— START EXCERPTED DATA —
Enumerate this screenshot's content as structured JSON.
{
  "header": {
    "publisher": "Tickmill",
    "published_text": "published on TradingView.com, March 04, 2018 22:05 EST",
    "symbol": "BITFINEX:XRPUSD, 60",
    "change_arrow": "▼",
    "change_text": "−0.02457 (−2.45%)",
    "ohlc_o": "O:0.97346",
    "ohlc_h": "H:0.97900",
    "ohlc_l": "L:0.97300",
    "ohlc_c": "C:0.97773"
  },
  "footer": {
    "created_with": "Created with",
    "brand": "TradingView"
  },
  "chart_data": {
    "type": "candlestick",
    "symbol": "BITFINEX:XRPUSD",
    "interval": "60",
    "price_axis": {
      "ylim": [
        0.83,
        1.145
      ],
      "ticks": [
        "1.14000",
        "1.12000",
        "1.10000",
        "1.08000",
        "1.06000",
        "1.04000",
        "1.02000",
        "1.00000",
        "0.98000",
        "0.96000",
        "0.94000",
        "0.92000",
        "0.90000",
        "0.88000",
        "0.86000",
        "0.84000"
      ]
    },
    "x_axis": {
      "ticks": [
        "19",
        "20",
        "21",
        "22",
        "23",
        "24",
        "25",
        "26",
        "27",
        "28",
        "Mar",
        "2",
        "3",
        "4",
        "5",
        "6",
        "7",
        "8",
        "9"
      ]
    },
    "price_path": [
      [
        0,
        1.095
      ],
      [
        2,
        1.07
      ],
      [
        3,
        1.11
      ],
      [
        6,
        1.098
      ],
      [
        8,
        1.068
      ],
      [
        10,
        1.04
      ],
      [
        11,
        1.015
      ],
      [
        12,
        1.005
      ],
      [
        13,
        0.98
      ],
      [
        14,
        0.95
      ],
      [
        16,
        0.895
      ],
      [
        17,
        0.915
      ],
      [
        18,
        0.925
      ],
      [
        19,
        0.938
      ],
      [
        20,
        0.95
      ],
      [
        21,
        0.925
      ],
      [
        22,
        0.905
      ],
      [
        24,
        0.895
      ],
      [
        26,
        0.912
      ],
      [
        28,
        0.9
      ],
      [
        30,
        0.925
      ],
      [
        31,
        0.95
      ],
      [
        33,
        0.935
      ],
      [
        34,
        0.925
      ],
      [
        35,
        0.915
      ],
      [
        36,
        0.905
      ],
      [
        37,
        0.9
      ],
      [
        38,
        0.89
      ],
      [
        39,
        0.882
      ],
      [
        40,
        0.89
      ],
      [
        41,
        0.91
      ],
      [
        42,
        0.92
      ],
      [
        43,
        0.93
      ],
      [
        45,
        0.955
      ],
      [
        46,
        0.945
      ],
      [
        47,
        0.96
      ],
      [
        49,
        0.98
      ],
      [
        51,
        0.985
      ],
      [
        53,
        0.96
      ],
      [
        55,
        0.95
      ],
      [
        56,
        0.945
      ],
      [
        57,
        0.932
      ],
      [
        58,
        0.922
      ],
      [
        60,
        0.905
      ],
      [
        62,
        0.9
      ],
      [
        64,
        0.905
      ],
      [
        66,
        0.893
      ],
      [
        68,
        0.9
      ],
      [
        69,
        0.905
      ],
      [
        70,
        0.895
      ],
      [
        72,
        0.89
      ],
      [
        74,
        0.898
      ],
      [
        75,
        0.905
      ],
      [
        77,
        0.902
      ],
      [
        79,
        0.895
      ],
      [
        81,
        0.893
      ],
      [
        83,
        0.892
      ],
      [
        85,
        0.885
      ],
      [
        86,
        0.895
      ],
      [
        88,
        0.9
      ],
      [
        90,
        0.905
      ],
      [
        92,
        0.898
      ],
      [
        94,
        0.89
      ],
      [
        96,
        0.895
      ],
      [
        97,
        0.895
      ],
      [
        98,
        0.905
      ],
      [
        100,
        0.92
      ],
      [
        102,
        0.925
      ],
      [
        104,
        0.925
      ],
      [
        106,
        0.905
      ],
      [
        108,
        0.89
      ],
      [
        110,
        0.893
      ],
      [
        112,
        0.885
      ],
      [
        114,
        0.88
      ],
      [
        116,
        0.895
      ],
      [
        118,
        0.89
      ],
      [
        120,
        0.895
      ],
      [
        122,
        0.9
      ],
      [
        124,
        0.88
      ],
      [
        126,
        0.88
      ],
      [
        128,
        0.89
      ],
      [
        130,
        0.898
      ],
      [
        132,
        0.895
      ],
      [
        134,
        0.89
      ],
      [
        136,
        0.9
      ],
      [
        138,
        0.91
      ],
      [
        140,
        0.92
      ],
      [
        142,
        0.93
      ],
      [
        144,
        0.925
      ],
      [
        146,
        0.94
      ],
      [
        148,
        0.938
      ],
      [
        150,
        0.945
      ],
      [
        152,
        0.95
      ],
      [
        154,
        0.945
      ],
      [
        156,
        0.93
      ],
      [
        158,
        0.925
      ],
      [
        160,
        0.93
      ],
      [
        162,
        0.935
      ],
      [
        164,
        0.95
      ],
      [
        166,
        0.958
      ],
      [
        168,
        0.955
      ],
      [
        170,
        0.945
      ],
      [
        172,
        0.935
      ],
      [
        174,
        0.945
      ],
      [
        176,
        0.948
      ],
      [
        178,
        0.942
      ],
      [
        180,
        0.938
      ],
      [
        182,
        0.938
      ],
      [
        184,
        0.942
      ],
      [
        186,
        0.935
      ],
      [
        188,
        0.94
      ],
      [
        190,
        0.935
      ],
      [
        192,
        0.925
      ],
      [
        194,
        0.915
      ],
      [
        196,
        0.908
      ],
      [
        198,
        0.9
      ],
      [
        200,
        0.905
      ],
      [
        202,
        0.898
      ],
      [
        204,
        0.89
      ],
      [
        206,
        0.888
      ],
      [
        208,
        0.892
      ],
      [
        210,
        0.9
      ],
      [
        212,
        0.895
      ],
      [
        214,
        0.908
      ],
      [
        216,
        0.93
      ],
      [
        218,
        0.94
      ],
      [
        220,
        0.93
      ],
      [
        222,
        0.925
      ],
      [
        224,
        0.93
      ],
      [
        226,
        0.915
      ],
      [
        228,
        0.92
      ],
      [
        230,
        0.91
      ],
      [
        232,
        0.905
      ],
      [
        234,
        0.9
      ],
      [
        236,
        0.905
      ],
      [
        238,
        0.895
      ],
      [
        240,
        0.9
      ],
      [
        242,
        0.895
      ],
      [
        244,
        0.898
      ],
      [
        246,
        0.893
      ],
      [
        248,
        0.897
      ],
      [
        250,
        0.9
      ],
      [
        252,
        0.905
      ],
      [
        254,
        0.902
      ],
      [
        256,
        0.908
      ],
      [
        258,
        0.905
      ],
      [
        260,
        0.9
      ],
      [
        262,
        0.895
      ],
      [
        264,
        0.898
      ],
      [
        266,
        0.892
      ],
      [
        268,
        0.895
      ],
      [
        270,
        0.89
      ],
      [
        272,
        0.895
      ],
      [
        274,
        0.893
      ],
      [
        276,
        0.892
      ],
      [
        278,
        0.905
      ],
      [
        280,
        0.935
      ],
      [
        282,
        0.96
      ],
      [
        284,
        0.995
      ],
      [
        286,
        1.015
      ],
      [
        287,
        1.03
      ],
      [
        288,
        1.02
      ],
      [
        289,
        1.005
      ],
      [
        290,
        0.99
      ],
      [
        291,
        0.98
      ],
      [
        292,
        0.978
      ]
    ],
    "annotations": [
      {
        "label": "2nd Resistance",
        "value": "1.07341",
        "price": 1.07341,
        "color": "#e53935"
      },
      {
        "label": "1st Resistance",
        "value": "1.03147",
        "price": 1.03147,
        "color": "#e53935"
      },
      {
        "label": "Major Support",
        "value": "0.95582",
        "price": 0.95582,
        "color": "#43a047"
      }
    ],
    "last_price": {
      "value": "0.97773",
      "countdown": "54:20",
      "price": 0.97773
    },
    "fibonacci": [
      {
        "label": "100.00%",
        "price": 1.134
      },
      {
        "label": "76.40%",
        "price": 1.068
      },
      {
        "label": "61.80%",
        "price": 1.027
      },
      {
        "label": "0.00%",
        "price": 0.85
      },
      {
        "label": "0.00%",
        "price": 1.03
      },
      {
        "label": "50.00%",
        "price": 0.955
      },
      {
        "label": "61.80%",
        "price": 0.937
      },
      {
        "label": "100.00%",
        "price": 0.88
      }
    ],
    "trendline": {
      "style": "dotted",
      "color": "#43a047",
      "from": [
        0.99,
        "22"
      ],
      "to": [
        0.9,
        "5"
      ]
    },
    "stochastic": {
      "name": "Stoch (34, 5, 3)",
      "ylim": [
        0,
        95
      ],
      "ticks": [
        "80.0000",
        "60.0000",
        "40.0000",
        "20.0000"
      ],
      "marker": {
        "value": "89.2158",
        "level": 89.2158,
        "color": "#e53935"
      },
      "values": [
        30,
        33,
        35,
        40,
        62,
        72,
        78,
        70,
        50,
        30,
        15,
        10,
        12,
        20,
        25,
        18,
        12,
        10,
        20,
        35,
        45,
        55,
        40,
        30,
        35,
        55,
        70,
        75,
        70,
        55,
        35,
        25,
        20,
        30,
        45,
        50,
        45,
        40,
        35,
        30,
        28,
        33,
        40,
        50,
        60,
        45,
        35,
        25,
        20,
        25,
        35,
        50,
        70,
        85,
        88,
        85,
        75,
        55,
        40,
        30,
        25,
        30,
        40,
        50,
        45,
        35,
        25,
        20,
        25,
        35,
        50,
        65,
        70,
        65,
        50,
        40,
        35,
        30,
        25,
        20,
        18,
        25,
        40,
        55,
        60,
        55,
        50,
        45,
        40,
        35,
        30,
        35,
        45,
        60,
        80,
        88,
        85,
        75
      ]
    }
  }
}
— END EXCERPTED DATA —
Determine how many lines of the listing above hold the word "symbol". Report that number without anything else.

_REPLY TO THE TASK_
2